### Selected text:
(begin)

May 20, 2024
Expat Businesses

Medellin Developing IT Start-ups, but Sharper Focus Needed: Expert Advice

Following an 18-months-long overland odyssey from Mexico to Argentina, British expat Nick Aldridge came to Medellin four years ago to launch a start-up information technology (IT) company called Kogi Mobile – and found success.

Having started with just three people in 2011, Kogi  now has more than 30 techies working in its offices near Parque Lleras in the upscale El Poblado neighborhood of Medellin, as Aldridge explained to Medellin Herald in an October 20 interview.

Following his journey through Latin America seeking potential IT launch sites, Colombia and Mexico rose to the top because of relative business-friendliness — and their proximity to the North American market, he said.

Ultimately, Medellin (and Colombia) won-out over Bogota (and Mexico), thanks in part to Medellin’s excellent weather, relatively friendly people, easy access to the U.S., and over-all quality of life, he said.

(end)

### Goal 1:
Can you sum up the article on Medellin start-ups in two sentences?
### Goal 2:
Answer these from the article on Medellin start-ups:
(a) How many people did Kogi Mobile start with in 2011?
(b) In which neighborhood of Medellin are Kogi's offices?
(c) Which two countries rose to the top of Aldridge's search for IT launch sites?
### Goal 3:
Copy the stretch of the article on Medellin start-ups from "Following an 18-months-long" through "October 20 interview.".
None of the material that comes next is needed.

### Data segment:
(begin)

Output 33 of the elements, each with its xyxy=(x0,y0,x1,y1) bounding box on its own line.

(end)

### Correct answer 1:
After an 18-month overland trip from Mexico to Argentina, British expat Nick Aldridge came to Medellin to launch the IT start-up Kogi Mobile, which has grown from three people in 2011 to more than 30 near Parque Lleras in El Poblado. Colombia and Mexico led his search for their business-friendliness and closeness to the North American market, and Medellin won out over Bogota partly because of its weather, friendly people, easy access to the U.S., and overall quality of life.

### Correct answer 2:
(a) Three people.
(b) The El Poblado neighborhood.
(c) Colombia and Mexico.

### Correct answer 3:
Following an 18-months-long overland odyssey from Mexico to Argentina, British expat Nick Aldridge came to Medellin four years ago to launch a start-up information technology (IT) company called Kogi Mobile – and found success.

Having started with just three people in 2011, Kogi  now has more than 30 techies working in its offices near Parque Lleras in the upscale El Poblado neighborhood of Medellin, as Aldridge explained to Medellin Herald in an October 20 interview.